(TASK INPUTS):

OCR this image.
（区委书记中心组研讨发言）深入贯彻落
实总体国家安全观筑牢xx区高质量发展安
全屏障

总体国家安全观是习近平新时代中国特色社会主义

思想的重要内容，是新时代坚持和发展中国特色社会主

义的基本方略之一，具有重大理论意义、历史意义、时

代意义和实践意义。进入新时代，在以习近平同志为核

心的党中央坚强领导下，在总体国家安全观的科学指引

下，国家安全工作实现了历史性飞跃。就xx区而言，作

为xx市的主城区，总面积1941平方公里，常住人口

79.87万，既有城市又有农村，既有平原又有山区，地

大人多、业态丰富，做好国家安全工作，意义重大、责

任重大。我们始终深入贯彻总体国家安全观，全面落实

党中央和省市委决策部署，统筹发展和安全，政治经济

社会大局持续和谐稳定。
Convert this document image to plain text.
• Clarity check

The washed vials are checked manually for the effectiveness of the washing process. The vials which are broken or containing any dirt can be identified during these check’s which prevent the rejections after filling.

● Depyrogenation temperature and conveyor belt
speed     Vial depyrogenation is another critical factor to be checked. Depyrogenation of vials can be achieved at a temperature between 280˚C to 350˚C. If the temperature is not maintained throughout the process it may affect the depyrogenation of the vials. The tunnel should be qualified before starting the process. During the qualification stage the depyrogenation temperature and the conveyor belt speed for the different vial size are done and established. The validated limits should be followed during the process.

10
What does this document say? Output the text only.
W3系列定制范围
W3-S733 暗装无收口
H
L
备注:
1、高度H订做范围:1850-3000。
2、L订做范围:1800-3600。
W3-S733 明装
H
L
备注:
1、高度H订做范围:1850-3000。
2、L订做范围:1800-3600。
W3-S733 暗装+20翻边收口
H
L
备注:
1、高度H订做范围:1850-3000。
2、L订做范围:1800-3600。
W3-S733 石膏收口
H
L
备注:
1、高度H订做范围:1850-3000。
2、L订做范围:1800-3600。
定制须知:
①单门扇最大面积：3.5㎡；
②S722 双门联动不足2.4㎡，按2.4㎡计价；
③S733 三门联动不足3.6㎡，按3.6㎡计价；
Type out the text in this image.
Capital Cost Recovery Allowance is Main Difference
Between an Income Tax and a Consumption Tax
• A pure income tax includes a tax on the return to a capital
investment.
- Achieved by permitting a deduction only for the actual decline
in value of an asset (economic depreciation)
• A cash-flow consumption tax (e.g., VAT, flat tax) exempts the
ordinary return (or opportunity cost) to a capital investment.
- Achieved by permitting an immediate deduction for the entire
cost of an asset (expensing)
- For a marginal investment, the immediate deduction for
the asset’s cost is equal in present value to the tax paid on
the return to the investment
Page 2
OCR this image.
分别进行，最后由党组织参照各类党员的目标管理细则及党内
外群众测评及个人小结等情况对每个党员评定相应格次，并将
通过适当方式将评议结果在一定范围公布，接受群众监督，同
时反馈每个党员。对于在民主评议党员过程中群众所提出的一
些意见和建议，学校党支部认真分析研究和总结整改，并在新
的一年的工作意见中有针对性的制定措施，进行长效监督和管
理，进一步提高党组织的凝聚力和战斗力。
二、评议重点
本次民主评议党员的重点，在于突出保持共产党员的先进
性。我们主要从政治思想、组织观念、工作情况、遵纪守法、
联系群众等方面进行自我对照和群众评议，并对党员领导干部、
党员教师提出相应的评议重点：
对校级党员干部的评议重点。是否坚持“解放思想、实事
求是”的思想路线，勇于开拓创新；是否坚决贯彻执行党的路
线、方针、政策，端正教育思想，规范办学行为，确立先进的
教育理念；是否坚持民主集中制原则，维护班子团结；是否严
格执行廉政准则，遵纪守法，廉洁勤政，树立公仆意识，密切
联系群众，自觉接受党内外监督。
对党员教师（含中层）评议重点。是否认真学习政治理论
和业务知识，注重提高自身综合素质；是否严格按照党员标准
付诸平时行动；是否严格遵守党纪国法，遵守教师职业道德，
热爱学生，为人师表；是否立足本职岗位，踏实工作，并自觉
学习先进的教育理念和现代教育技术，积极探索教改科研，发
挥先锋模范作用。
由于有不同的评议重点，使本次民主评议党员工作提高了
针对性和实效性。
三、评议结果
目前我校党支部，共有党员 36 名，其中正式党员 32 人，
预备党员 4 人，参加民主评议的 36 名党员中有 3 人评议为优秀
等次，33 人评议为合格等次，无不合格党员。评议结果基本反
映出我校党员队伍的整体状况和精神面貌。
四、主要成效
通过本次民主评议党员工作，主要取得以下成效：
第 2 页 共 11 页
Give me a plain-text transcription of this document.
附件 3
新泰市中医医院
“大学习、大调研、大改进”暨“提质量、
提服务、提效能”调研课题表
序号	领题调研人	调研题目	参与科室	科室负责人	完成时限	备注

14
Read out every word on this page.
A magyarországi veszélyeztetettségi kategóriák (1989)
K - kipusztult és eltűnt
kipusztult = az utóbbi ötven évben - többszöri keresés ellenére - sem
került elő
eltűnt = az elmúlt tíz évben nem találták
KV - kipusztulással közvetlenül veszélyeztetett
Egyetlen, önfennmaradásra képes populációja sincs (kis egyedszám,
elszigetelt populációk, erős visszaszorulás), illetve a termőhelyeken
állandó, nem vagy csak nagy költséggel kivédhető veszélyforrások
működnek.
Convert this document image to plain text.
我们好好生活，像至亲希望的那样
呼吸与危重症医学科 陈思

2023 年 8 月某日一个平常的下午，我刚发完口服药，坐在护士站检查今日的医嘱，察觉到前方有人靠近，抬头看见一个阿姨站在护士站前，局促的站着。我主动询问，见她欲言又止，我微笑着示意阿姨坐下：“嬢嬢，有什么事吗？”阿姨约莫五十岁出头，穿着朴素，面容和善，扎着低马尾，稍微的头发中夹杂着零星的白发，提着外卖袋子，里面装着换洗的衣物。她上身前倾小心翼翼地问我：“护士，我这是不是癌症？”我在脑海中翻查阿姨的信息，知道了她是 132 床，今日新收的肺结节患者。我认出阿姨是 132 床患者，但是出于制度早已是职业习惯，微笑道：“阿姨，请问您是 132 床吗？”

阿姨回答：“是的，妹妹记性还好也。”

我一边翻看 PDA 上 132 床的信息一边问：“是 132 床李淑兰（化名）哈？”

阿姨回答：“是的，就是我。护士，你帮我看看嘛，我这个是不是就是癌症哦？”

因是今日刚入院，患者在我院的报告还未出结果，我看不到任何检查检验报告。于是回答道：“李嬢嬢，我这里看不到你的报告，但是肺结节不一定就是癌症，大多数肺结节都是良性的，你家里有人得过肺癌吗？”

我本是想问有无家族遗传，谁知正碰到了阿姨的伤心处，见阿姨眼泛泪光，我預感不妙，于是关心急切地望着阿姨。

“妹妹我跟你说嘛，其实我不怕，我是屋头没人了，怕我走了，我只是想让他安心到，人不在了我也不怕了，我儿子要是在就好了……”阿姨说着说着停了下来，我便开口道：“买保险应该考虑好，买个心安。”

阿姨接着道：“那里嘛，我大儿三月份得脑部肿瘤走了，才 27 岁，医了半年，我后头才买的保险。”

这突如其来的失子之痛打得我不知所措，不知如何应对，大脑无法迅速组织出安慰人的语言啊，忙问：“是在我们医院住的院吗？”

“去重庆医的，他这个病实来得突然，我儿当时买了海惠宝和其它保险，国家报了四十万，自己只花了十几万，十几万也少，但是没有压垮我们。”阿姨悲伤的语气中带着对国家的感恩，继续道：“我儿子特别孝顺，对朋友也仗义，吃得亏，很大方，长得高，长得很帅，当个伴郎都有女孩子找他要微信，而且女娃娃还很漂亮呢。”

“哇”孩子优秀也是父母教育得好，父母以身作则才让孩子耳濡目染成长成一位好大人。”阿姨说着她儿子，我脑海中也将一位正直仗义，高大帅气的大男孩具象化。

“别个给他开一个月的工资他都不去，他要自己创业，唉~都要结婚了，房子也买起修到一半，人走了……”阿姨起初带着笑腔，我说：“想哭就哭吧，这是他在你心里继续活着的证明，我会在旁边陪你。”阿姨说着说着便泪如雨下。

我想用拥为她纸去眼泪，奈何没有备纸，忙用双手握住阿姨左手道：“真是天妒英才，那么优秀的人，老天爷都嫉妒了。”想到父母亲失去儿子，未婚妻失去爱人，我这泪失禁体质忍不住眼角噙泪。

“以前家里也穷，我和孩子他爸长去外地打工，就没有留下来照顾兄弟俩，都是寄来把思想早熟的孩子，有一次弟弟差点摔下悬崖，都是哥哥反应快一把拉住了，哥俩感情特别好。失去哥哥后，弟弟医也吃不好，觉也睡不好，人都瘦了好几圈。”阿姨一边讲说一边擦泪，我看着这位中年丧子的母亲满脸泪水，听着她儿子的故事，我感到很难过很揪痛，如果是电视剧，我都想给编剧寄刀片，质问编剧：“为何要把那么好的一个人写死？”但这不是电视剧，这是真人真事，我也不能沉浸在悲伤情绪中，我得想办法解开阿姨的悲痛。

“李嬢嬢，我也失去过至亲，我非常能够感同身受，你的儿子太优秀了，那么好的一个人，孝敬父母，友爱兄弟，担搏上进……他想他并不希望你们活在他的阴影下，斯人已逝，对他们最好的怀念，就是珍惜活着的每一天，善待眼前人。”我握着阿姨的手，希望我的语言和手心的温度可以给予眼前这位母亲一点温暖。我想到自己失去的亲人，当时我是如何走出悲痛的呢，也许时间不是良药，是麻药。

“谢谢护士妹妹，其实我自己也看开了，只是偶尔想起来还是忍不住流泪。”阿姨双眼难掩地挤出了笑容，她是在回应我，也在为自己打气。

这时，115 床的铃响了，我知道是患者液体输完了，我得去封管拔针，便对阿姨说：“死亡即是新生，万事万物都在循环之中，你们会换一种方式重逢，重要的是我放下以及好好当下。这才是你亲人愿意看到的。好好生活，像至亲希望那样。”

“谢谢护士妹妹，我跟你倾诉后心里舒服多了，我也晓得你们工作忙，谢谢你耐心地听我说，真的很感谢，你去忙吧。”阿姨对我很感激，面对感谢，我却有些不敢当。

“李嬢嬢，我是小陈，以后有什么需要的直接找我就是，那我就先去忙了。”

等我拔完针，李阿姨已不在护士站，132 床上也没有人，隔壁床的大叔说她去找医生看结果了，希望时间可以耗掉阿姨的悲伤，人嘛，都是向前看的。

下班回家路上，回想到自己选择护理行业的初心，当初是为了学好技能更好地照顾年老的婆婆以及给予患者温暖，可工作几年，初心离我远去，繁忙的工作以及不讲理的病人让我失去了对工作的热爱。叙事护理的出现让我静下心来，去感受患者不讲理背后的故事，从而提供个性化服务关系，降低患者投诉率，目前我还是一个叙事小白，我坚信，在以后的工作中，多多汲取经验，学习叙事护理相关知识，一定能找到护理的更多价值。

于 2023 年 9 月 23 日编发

(EXERCISE DETAILS):
Return, from the data, each line that has the word "this" in it.

(ANSWER TO THE PROBLEM):
OCR this image.
Convert this document image to plain text.
What does this document say? Output the text only.
Type out the text in this image.
OCR this image.
Give me a plain-text transcription of this document.
Read out every word on this page.
Convert this document image to plain text.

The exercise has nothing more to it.